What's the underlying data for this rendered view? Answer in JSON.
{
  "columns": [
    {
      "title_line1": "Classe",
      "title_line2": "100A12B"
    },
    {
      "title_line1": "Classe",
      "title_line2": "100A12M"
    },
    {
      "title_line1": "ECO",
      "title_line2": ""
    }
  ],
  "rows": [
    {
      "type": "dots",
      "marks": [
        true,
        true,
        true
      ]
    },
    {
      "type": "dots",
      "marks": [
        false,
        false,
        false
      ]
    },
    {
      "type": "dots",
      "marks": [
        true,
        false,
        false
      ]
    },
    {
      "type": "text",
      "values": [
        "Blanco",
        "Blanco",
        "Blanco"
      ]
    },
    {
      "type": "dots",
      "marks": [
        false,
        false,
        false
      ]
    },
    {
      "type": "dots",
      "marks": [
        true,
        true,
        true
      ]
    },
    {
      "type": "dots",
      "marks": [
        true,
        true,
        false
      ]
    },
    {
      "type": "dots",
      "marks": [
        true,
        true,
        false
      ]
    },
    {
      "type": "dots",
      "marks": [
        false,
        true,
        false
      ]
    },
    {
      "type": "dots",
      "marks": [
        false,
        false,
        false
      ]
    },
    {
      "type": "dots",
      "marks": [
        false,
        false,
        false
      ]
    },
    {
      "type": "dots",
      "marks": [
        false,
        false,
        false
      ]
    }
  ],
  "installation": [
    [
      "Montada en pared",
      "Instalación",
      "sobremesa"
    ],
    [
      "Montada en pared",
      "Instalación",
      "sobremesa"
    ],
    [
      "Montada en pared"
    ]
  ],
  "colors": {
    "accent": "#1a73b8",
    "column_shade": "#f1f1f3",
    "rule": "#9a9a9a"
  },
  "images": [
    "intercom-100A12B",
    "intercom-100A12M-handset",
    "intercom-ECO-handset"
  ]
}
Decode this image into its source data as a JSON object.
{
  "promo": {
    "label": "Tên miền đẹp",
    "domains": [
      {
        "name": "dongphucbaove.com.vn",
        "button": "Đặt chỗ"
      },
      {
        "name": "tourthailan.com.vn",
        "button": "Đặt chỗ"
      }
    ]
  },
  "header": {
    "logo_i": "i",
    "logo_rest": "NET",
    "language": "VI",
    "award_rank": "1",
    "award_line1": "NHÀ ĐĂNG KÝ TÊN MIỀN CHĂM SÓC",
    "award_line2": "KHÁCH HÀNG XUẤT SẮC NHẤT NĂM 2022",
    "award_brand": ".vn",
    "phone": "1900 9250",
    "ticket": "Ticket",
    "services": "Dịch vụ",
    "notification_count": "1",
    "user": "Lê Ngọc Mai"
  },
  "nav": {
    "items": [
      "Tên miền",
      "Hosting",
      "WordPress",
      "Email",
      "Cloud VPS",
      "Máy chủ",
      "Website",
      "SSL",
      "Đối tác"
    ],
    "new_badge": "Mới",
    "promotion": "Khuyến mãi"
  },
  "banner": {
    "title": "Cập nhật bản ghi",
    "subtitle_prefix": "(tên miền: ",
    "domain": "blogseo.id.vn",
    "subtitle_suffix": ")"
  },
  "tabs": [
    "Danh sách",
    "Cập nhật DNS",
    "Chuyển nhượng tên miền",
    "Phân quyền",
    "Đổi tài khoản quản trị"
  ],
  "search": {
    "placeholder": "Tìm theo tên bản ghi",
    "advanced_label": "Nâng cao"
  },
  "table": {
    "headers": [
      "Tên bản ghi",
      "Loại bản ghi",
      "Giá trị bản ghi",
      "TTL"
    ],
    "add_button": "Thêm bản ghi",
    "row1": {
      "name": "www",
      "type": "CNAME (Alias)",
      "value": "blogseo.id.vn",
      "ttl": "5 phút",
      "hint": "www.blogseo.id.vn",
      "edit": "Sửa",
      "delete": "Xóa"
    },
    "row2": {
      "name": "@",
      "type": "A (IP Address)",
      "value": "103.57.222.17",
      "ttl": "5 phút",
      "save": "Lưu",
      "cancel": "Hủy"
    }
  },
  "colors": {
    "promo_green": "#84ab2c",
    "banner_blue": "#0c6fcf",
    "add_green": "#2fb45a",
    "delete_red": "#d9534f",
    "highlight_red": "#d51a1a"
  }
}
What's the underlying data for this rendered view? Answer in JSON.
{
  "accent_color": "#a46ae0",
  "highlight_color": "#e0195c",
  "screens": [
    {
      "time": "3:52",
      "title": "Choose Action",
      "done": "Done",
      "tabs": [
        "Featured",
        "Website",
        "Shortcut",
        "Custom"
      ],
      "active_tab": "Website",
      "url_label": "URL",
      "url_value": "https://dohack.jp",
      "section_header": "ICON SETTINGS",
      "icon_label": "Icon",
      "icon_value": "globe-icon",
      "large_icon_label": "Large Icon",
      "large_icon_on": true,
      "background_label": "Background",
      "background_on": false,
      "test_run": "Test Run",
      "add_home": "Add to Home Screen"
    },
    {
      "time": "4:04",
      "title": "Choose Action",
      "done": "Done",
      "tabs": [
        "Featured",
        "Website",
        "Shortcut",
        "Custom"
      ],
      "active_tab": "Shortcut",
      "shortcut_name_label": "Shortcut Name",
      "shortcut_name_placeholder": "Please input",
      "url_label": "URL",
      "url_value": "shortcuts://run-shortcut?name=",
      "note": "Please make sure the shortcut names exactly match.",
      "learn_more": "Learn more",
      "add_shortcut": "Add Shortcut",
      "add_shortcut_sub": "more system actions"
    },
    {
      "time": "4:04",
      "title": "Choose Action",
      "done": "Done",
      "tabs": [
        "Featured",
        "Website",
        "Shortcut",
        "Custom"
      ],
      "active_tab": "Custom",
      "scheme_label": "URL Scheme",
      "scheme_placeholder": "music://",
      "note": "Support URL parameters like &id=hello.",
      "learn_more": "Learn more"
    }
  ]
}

Work to complete: Output every line above without altering anything.

Reply to the task:
What's the underlying data for this rendered view? Answer in JSON.
{
  "columns": [
    {
      "title_line1": "Classe",
      "title_line2": "100A12B"
    },
    {
      "title_line1": "Classe",
      "title_line2": "100A12M"
    },
    {
      "title_line1": "ECO",
      "title_line2": ""
    }
  ],
  "rows": [
    {
      "type": "dots",
      "marks": [
        true,
        true,
        true
      ]
    },
    {
      "type": "dots",
      "marks": [
        false,
        false,
        false
      ]
    },
    {
      "type": "dots",
      "marks": [
        true,
        false,
        false
      ]
    },
    {
      "type": "text",
      "values": [
        "Blanco",
        "Blanco",
        "Blanco"
      ]
    },
    {
      "type": "dots",
      "marks": [
        false,
        false,
        false
      ]
    },
    {
      "type": "dots",
      "marks": [
        true,
        true,
        true
      ]
    },
    {
      "type": "dots",
      "marks": [
        true,
        true,
        false
      ]
    },
    {
      "type": "dots",
      "marks": [
        true,
        true,
        false
      ]
    },
    {
      "type": "dots",
      "marks": [
        false,
        true,
        false
      ]
    },
    {
      "type": "dots",
      "marks": [
        false,
        false,
        false
      ]
    },
    {
      "type": "dots",
      "marks": [
        false,
        false,
        false
      ]
    },
    {
      "type": "dots",
      "marks": [
        false,
        false,
        false
      ]
    }
  ],
  "installation": [
    [
      "Montada en pared",
      "Instalación",
      "sobremesa"
    ],
    [
      "Montada en pared",
      "Instalación",
      "sobremesa"
    ],
    [
      "Montada en pared"
    ]
  ],
  "colors": {
    "accent": "#1a73b8",
    "column_shade": "#f1f1f3",
    "rule": "#9a9a9a"
  },
  "images": [
    "intercom-100A12B",
    "intercom-100A12M-handset",
    "intercom-ECO-handset"
  ]
}
Decode this image into its source data as a JSON object.
{
  "promo": {
    "label": "Tên miền đẹp",
    "domains": [
      {
        "name": "dongphucbaove.com.vn",
        "button": "Đặt chỗ"
      },
      {
        "name": "tourthailan.com.vn",
        "button": "Đặt chỗ"
      }
    ]
  },
  "header": {
    "logo_i": "i",
    "logo_rest": "NET",
    "language": "VI",
    "award_rank": "1",
    "award_line1": "NHÀ ĐĂNG KÝ TÊN MIỀN CHĂM SÓC",
    "award_line2": "KHÁCH HÀNG XUẤT SẮC NHẤT NĂM 2022",
    "award_brand": ".vn",
    "phone": "1900 9250",
    "ticket": "Ticket",
    "services": "Dịch vụ",
    "notification_count": "1",
    "user": "Lê Ngọc Mai"
  },
  "nav": {
    "items": [
      "Tên miền",
      "Hosting",
      "WordPress",
      "Email",
      "Cloud VPS",
      "Máy chủ",
      "Website",
      "SSL",
      "Đối tác"
    ],
    "new_badge": "Mới",
    "promotion": "Khuyến mãi"
  },
  "banner": {
    "title": "Cập nhật bản ghi",
    "subtitle_prefix": "(tên miền: ",
    "domain": "blogseo.id.vn",
    "subtitle_suffix": ")"
  },
  "tabs": [
    "Danh sách",
    "Cập nhật DNS",
    "Chuyển nhượng tên miền",
    "Phân quyền",
    "Đổi tài khoản quản trị"
  ],
  "search": {
    "placeholder": "Tìm theo tên bản ghi",
    "advanced_label": "Nâng cao"
  },
  "table": {
    "headers": [
      "Tên bản ghi",
      "Loại bản ghi",
      "Giá trị bản ghi",
      "TTL"
    ],
    "add_button": "Thêm bản ghi",
    "row1": {
      "name": "www",
      "type": "CNAME (Alias)",
      "value": "blogseo.id.vn",
      "ttl": "5 phút",
      "hint": "www.blogseo.id.vn",
      "edit": "Sửa",
      "delete": "Xóa"
    },
    "row2": {
      "name": "@",
      "type": "A (IP Address)",
      "value": "103.57.222.17",
      "ttl": "5 phút",
      "save": "Lưu",
      "cancel": "Hủy"
    }
  },
  "colors": {
    "promo_green": "#84ab2c",
    "banner_blue": "#0c6fcf",
    "add_green": "#2fb45a",
    "delete_red": "#d9534f",
    "highlight_red": "#d51a1a"
  }
}
What's the underlying data for this rendered view? Answer in JSON.
{
  "accent_color": "#a46ae0",
  "highlight_color": "#e0195c",
  "screens": [
    {
      "time": "3:52",
      "title": "Choose Action",
      "done": "Done",
      "tabs": [
        "Featured",
        "Website",
        "Shortcut",
        "Custom"
      ],
      "active_tab": "Website",
      "url_label": "URL",
      "url_value": "https://dohack.jp",
      "section_header": "ICON SETTINGS",
      "icon_label": "Icon",
      "icon_value": "globe-icon",
      "large_icon_label": "Large Icon",
      "large_icon_on": true,
      "background_label": "Background",
      "background_on": false,
      "test_run": "Test Run",
      "add_home": "Add to Home Screen"
    },
    {
      "time": "4:04",
      "title": "Choose Action",
      "done": "Done",
      "tabs": [
        "Featured",
        "Website",
        "Shortcut",
        "Custom"
      ],
      "active_tab": "Shortcut",
      "shortcut_name_label": "Shortcut Name",
      "shortcut_name_placeholder": "Please input",
      "url_label": "URL",
      "url_value": "shortcuts://run-shortcut?name=",
      "note": "Please make sure the shortcut names exactly match.",
      "learn_more": "Learn more",
      "add_shortcut": "Add Shortcut",
      "add_shortcut_sub": "more system actions"
    },
    {
      "time": "4:04",
      "title": "Choose Action",
      "done": "Done",
      "tabs": [
        "Featured",
        "Website",
        "Shortcut",
        "Custom"
      ],
      "active_tab": "Custom",
      "scheme_label": "URL Scheme",
      "scheme_placeholder": "music://",
      "note": "Support URL parameters like &id=hello.",
      "learn_more": "Learn more"
    }
  ]
}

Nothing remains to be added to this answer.